Even though it was a dark episode, there were some delightfully light moments mixed in. The doorway to Heaven alone was amusing. I’ll never look at a playground the same again. In the beginning, we also had the minor character playing tech-assistant to Metatron, The Notebook loving, more-reverb guy. Socially awkward angels are the best.

The lighting of the building where Dean faces down Metatron deserves mention. Shallow, flat lighting hits Dean’s face and emphasizes his change in personality. The building is steamy inside and glowing red, reminiscent of hellfire.

There were a few things I wanted resolved by this episode that weren’t. Why is Castiel suddenly a pop-culture nerd? For cheap jokes? Will Crowley’s human blood addiction have any bearing on his character next season? And just for this episode in general: Why did Gadreel ‘splode himself if the angel Hannah was clearly unlocking his cell door? Was his character that disposable that he couldn’t just threaten to kill himself, wait for Hannah the Angel to open the door, and carry on saving the day?

Raw data
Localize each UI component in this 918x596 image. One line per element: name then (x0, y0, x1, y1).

--

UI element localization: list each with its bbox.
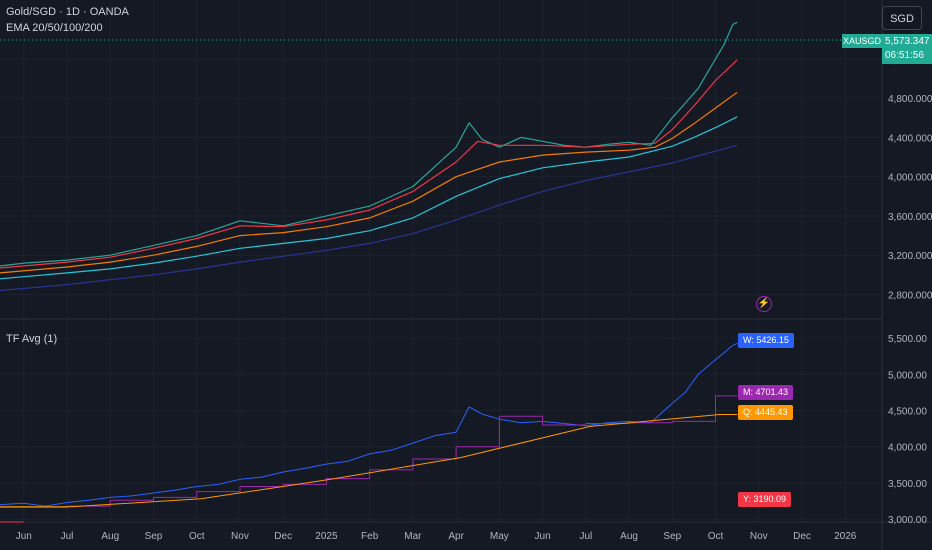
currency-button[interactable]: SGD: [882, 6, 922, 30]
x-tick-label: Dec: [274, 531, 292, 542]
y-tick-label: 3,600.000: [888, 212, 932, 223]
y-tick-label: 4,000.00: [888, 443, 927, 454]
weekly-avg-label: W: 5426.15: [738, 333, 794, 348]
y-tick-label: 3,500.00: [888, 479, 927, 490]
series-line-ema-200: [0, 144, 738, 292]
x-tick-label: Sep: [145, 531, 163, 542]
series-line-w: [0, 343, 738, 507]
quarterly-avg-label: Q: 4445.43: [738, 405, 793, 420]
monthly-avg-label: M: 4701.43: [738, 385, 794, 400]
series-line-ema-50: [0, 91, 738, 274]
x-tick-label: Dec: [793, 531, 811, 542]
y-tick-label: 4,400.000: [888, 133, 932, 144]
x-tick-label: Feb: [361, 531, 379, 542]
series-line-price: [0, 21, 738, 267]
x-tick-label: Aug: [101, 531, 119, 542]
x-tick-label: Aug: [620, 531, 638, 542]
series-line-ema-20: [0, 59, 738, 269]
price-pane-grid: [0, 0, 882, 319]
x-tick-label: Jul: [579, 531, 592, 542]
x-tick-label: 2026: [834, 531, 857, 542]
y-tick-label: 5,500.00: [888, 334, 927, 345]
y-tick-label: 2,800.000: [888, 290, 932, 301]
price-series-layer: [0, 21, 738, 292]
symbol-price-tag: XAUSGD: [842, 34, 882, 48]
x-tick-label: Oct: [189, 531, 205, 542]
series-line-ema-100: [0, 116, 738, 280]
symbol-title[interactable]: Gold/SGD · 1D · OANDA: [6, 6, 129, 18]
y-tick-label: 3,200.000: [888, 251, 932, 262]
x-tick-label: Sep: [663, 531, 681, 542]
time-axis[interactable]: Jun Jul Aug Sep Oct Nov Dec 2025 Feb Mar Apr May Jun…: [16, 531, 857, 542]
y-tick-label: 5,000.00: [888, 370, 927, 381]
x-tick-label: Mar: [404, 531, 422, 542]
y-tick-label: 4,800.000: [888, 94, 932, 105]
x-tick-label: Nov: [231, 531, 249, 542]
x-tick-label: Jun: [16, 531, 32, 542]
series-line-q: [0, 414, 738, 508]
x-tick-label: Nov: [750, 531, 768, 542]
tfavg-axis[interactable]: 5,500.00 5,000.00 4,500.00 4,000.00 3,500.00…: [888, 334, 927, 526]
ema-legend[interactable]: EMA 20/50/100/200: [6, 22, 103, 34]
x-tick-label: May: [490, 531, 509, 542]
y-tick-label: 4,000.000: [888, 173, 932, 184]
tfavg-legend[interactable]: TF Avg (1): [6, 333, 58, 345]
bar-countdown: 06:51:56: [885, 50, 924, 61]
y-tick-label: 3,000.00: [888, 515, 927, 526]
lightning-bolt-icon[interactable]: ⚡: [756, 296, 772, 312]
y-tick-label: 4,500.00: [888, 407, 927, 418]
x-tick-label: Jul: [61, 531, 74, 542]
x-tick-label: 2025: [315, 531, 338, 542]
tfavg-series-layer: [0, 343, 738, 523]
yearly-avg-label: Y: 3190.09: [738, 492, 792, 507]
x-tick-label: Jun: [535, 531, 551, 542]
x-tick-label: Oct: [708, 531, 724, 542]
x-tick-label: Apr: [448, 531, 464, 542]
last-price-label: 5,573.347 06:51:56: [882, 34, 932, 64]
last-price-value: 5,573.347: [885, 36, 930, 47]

Aim
Please copy out the episode review word for word, in full.

Expected output
Even though it was a dark episode, there were some delightfully light moments mixed in. The doorway to Heaven alone was amusing. I’ll never look at a playground the same again. In the beginning, we also had the minor character playing tech-assistant to Metatron, The Notebook loving, more-reverb guy. Socially awkward angels are the best.

The lighting of the building where Dean faces down Metatron deserves mention. Shallow, flat lighting hits Dean’s face and emphasizes his change in personality. The building is steamy inside and glowing red, reminiscent of hellfire.

There were a few things I wanted resolved by this episode that weren’t. Why is Castiel suddenly a pop-culture nerd? For cheap jokes? Will Crowley’s human blood addiction have any bearing on his character next season? And just for this episode in general: Why did Gadreel ‘splode himself if the angel Hannah was clearly unlocking his cell door? Was his character that disposable that he couldn’t just threaten to kill himself, wait for Hannah the Angel to open the door, and carry on saving the day?